■ Problem to solve ■
Copy every line in the records below that contains the word "triangle".

■ Source records ■
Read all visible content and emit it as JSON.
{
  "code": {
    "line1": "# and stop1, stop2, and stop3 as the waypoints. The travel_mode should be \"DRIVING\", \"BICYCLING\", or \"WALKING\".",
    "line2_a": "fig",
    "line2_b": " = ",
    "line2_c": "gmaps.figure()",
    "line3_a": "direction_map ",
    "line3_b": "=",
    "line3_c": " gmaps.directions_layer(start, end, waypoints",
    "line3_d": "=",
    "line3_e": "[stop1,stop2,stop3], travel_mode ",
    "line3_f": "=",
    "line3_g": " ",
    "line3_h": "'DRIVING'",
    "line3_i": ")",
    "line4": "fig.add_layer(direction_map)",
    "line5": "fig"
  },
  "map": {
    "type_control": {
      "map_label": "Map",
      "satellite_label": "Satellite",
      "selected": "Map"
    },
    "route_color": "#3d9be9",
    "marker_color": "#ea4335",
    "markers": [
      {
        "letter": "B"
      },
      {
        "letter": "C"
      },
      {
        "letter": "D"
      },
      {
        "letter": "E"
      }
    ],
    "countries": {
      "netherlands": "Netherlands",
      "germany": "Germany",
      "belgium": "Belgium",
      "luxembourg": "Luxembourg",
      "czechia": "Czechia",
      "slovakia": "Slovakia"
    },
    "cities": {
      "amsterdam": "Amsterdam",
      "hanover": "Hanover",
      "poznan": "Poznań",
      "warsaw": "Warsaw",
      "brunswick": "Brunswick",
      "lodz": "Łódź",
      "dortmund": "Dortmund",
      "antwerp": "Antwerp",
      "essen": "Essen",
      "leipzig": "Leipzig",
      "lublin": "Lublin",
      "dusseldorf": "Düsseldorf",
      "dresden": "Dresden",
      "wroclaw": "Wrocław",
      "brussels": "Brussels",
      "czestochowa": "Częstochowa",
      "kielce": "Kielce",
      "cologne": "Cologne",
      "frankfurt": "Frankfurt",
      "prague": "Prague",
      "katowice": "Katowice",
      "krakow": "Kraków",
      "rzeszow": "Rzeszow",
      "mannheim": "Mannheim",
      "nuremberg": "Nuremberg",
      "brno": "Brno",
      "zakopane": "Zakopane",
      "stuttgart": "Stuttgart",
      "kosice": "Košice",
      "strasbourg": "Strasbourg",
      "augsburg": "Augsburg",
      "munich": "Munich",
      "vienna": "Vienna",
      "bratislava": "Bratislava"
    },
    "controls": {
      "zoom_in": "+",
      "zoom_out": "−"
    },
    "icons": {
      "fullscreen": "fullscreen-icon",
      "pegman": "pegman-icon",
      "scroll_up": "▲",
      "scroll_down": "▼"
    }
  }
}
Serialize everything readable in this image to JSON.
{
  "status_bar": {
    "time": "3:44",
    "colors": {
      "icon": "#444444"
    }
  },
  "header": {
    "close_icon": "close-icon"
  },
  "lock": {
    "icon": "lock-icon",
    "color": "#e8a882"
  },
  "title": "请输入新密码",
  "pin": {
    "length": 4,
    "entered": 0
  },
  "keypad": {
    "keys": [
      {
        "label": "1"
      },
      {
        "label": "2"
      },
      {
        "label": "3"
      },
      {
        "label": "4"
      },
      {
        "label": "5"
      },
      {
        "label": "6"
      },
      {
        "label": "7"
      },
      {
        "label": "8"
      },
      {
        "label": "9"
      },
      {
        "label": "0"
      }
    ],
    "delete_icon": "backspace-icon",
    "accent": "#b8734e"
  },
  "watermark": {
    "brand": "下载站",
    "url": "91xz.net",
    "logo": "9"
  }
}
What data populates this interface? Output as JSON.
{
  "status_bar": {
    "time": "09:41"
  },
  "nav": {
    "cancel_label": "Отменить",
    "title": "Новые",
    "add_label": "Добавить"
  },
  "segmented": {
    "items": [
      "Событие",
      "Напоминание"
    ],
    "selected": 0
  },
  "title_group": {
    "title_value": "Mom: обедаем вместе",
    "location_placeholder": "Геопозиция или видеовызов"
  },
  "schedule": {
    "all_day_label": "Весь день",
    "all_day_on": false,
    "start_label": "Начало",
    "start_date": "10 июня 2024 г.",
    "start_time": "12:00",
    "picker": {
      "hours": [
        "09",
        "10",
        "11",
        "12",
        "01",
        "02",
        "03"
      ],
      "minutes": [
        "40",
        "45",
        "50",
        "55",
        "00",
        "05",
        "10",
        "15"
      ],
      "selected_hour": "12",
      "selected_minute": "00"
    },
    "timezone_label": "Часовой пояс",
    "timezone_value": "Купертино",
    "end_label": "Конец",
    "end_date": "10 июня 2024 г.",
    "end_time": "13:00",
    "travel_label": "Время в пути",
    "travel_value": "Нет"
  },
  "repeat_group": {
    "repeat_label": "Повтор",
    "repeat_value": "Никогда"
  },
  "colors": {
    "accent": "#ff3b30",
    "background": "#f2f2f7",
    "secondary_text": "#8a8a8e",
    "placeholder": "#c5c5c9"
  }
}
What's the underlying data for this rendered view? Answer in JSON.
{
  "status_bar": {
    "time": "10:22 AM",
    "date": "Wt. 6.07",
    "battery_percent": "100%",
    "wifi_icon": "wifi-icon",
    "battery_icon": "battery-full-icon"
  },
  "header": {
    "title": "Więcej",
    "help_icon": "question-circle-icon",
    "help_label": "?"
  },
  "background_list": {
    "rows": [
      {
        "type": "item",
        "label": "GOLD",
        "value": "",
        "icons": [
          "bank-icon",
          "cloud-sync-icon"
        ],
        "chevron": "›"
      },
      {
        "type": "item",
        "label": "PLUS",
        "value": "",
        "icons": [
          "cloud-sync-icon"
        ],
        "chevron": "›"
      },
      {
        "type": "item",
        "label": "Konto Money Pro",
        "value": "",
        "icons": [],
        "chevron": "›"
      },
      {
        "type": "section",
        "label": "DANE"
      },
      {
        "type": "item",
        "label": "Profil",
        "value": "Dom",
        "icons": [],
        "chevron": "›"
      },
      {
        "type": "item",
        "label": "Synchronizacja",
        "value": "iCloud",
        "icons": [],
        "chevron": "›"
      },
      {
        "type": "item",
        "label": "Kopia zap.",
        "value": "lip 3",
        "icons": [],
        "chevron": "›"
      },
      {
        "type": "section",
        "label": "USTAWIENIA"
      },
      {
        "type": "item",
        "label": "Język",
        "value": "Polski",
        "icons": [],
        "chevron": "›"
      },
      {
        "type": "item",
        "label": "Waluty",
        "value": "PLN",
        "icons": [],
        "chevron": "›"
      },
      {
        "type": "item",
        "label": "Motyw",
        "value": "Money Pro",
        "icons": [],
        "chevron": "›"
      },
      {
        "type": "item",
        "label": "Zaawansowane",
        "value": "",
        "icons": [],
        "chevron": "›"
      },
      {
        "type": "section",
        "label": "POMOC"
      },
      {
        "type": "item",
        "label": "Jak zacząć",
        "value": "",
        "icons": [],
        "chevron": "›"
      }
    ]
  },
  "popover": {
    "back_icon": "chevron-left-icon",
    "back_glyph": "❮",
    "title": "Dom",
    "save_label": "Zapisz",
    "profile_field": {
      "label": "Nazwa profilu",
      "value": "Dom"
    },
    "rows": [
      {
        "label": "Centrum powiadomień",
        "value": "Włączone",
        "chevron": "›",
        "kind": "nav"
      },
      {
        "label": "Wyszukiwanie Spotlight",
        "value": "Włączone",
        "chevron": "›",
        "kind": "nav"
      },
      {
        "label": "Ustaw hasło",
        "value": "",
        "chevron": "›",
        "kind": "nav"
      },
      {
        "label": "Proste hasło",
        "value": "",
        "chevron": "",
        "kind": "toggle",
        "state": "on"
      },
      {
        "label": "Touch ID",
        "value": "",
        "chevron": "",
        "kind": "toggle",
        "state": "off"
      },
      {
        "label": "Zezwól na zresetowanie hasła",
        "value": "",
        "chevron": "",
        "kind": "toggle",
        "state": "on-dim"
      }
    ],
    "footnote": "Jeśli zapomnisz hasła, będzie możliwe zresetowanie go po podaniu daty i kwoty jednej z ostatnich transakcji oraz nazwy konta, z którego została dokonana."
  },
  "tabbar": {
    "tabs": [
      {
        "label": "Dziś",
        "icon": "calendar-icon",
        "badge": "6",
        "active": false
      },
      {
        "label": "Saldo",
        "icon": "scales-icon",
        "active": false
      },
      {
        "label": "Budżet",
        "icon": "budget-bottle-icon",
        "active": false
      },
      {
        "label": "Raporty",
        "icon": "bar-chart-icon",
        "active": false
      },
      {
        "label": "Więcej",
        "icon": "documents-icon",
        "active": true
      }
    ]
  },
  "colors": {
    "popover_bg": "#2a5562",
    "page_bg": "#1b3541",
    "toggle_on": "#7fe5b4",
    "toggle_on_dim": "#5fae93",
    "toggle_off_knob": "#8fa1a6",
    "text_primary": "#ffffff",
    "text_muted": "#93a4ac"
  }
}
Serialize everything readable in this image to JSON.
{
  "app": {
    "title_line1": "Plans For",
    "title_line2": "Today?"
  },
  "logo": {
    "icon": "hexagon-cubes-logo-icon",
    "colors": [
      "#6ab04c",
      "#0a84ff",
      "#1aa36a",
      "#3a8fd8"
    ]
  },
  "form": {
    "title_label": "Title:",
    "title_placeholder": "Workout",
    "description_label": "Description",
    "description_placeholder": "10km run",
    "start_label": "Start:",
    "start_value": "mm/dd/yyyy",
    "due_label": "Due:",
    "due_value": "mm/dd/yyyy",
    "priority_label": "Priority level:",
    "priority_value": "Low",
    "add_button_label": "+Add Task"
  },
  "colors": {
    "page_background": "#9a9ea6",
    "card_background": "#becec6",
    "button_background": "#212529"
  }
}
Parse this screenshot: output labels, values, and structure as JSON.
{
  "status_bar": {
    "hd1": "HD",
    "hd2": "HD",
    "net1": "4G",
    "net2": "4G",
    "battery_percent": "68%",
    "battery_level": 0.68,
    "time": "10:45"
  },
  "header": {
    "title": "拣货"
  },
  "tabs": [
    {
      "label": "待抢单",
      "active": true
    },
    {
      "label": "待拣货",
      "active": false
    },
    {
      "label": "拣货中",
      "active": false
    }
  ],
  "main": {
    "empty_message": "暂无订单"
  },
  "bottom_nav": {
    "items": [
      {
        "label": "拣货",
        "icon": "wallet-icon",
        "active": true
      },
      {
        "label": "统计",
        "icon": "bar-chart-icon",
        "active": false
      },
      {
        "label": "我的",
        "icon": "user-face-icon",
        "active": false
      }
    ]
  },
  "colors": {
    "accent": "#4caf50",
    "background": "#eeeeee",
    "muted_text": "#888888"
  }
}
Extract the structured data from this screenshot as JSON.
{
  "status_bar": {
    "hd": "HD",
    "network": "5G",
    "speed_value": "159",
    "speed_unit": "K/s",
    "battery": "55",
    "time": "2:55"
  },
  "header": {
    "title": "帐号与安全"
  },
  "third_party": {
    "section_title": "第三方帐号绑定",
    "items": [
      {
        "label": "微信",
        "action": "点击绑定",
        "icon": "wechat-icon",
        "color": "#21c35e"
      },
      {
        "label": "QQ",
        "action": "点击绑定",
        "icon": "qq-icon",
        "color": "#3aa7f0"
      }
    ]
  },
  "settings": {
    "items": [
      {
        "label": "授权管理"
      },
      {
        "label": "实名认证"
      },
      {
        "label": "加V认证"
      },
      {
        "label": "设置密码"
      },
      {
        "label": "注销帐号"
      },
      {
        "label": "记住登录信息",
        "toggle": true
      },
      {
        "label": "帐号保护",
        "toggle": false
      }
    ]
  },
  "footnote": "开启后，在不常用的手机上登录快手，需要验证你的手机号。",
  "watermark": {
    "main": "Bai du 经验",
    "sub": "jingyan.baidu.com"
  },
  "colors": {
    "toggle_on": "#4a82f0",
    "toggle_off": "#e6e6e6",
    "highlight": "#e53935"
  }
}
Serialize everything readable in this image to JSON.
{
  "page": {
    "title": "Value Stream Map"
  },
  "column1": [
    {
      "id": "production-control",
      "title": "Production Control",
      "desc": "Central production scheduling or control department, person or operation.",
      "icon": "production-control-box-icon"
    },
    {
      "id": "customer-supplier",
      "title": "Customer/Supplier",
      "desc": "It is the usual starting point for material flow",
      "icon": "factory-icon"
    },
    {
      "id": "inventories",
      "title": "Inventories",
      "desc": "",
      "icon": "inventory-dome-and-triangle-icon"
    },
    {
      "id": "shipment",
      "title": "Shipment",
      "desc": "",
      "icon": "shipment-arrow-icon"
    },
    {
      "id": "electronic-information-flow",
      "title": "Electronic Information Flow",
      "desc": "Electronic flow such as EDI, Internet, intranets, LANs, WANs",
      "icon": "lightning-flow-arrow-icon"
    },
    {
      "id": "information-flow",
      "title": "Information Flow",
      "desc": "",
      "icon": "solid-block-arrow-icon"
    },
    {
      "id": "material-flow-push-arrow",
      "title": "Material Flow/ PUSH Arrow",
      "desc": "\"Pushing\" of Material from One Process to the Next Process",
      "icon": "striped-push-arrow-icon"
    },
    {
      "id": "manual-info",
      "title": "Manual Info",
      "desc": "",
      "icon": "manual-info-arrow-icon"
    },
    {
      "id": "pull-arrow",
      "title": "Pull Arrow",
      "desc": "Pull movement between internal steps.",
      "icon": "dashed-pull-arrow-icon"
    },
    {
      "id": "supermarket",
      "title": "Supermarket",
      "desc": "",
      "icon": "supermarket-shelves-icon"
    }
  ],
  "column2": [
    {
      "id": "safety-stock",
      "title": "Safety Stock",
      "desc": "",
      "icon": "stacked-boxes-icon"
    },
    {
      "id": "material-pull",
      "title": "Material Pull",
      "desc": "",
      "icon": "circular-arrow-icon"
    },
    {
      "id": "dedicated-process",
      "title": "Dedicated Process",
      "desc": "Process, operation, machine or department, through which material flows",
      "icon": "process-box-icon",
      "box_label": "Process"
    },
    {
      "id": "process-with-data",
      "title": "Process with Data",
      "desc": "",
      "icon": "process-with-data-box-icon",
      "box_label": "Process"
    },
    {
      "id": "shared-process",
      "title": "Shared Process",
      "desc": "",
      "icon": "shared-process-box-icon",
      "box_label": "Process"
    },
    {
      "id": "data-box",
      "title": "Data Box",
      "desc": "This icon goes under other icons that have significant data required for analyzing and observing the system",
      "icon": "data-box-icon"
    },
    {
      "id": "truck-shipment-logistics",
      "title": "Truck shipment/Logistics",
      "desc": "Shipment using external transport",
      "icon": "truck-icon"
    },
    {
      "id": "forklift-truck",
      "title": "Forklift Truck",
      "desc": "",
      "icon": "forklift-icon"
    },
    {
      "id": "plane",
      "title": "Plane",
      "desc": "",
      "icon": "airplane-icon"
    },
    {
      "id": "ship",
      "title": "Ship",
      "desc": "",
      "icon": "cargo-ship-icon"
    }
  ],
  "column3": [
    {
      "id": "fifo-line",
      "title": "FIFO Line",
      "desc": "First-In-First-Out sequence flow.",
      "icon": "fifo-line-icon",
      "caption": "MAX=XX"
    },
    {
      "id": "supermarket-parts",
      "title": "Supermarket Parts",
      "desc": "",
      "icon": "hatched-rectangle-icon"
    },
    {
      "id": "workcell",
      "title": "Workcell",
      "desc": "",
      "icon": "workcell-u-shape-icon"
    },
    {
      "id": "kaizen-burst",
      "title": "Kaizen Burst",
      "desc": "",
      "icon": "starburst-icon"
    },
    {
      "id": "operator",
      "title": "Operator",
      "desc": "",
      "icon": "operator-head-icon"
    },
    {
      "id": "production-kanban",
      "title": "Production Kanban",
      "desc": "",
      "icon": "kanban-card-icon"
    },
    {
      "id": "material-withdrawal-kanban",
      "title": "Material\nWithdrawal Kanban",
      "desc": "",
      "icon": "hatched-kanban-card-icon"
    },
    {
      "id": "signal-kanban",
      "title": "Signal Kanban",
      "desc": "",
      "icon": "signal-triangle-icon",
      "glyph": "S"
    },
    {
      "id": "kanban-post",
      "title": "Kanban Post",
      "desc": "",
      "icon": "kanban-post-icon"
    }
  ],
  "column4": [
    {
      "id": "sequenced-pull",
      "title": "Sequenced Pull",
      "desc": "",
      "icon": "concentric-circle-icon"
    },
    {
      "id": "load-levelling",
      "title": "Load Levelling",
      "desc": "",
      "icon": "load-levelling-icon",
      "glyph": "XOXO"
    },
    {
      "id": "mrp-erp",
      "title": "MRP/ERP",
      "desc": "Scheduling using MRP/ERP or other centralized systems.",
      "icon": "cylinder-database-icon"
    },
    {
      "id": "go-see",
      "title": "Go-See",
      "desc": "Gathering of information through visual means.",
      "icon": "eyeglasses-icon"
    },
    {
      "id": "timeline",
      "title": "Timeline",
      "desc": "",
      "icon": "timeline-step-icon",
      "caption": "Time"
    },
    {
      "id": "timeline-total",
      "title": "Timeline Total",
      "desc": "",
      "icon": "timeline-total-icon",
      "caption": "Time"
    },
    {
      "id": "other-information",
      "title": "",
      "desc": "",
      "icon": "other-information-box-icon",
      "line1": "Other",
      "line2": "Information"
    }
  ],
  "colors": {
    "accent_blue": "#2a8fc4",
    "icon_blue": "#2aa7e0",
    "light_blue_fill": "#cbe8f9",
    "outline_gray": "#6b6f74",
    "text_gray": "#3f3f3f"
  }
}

■ Worked answer ■
      "icon": "inventory-dome-and-triangle-icon"
      "icon": "signal-triangle-icon",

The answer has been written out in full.